== Study text ==

Why You Should Build Your AI Application on E2E Cloud

May 29, 2024


E2E Cloud has emerged as one of the top 3 Infrastructure as a Service (IaaS) providers globally in the recent G2 rankings, ranking ahead of other popular cloud providers like Azure, Digital Ocean, to name a few. The platform received excellent ratings from users across various industry domains.

Infrastructure as a Service (IaaS) is a cloud computing model that provides on-demand access to highly scalable computing resources, including cloud GPUs, compute resources, storage, networking, DBaaS, which helps startups and enterprises build applications without the capital expenditure that comes with buying hardware. This field has long been dominated by major global players. However, E2E Cloud, the India-born NSE-listed hyperscaler, offers more performant cloud infrastructure than others. This is what has led to E2E Cloud emerging as one of the fastest growing and amongst the top 3 globally. 

Over the years, E2E Cloud has become the platform of choice for startups that want to scale. The company boasts over 15,000 customers served, with more than 2,600 active customers. Prominent startups like CarDekho, universities like IIT Madras, and partners like FluidStack, all leverage E2E Cloud’s highly performant cloud infrastructure. 

Founded in 2009 by Tarun Dua, E2E Networks embarked on its mission to provide businesses with robust computing resources and a suite of cloud technologies at competitive prices.

===
== Records provided ==

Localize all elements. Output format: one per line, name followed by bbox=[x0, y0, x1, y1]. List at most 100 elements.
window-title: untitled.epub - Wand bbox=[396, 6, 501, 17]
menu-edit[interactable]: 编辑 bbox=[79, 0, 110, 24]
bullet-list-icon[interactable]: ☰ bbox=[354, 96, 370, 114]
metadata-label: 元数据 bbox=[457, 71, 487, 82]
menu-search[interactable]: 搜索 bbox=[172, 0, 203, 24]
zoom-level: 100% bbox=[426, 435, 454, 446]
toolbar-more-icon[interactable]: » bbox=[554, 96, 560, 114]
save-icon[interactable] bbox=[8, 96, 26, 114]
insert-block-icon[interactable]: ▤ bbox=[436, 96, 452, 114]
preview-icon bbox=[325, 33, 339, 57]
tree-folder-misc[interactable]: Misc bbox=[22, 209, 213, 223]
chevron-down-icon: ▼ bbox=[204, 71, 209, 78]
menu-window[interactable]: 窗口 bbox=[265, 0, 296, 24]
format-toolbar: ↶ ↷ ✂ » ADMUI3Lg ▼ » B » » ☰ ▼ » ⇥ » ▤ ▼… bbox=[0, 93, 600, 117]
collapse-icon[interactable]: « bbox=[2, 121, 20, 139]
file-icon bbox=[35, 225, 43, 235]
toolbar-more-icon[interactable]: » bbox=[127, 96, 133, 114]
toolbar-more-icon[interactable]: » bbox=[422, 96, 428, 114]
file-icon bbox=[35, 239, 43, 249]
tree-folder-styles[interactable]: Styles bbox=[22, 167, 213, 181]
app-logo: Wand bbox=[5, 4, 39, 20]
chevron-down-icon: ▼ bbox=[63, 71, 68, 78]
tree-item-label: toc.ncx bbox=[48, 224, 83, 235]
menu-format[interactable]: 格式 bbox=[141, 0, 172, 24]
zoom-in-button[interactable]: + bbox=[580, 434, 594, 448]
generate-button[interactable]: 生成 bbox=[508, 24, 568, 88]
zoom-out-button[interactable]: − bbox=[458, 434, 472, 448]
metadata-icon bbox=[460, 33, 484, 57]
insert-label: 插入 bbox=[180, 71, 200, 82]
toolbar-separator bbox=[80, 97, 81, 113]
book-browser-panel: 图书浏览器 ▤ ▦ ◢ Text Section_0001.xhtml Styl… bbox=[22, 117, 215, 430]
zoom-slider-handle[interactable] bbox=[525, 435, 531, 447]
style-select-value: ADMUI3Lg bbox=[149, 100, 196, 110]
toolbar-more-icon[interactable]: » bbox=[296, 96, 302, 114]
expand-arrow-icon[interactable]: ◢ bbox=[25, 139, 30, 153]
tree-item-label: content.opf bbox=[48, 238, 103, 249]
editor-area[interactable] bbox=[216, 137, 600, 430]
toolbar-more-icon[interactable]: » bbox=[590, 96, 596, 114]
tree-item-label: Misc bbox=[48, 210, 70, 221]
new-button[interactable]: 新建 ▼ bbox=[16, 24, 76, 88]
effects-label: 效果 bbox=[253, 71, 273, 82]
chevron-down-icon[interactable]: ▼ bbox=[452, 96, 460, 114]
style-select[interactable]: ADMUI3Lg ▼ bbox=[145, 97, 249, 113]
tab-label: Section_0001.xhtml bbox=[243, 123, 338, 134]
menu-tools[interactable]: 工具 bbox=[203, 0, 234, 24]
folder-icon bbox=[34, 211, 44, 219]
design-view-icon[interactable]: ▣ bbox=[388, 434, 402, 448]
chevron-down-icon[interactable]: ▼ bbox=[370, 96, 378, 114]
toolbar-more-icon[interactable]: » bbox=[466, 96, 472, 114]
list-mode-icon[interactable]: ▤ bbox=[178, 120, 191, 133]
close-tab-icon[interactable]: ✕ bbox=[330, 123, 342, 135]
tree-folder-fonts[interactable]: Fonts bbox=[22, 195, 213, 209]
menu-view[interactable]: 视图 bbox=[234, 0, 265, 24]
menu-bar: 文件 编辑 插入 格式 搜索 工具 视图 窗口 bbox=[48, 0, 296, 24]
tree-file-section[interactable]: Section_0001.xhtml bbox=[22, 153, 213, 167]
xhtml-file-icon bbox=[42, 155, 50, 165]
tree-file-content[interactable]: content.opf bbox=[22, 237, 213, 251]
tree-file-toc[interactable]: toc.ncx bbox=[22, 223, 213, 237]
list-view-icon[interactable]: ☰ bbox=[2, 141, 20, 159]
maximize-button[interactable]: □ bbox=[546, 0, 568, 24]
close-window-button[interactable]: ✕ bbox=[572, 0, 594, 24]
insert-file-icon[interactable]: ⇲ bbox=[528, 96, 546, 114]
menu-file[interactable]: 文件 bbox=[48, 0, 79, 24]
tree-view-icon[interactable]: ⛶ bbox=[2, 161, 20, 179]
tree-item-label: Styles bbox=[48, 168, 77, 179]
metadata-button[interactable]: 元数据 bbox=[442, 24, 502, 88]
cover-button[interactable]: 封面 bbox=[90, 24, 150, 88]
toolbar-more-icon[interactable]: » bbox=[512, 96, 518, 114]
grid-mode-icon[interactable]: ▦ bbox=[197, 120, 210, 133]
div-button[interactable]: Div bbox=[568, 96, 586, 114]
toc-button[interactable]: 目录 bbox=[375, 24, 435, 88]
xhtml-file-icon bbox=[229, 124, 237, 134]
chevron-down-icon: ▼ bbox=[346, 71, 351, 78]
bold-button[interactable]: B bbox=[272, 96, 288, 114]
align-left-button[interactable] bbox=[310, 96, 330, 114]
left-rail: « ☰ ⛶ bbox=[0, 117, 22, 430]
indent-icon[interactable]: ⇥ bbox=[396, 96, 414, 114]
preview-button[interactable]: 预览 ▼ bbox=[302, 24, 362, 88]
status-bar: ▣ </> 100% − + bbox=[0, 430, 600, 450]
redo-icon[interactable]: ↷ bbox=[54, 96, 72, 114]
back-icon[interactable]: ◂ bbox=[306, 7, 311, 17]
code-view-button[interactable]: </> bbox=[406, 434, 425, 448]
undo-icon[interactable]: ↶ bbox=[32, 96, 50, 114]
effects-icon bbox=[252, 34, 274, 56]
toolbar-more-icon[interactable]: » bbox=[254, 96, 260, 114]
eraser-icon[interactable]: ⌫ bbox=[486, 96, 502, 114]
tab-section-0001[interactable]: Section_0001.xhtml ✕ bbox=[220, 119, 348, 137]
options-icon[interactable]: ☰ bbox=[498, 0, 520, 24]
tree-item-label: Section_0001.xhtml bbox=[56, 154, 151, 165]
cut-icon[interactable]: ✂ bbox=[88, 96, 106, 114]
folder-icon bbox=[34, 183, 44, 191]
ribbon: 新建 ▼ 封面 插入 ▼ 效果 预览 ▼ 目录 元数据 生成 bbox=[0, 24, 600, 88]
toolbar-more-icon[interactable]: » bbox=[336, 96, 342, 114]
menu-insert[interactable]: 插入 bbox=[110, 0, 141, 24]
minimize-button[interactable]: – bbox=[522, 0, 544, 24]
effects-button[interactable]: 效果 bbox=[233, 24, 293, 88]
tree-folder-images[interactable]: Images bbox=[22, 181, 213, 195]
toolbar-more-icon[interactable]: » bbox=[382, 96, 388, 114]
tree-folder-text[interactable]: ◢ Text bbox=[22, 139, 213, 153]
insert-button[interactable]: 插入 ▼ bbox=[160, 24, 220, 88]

===

=== Check your understanding ===
[A] From the E2E Cloud page, reproduce word for word the stretch from "E2E Cloud has emerged" through "top 3 globally.".
[B] According to the E2E Cloud page, how many active customers does the company have?

=== Responses ===
[A]
E2E Cloud has emerged as one of the top 3 Infrastructure as a Service (IaaS) providers globally in the recent G2 rankings, ranking ahead of other popular cloud providers like Azure, Digital Ocean, to name a few. The platform received excellent ratings from users across various industry domains.

Infrastructure as a Service (IaaS) is a cloud computing model that provides on-demand access to highly scalable computing resources, including cloud GPUs, compute resources, storage, networking, DBaaS, which helps startups and enterprises build applications without the capital expenditure that comes with buying hardware. This field has long been dominated by major global players. However, E2E Cloud, the India-born NSE-listed hyperscaler, offers more performant cloud infrastructure than others. This is what has led to E2E Cloud emerging as one of the fastest growing and amongst the top 3 globally.

[B] More than 2,600.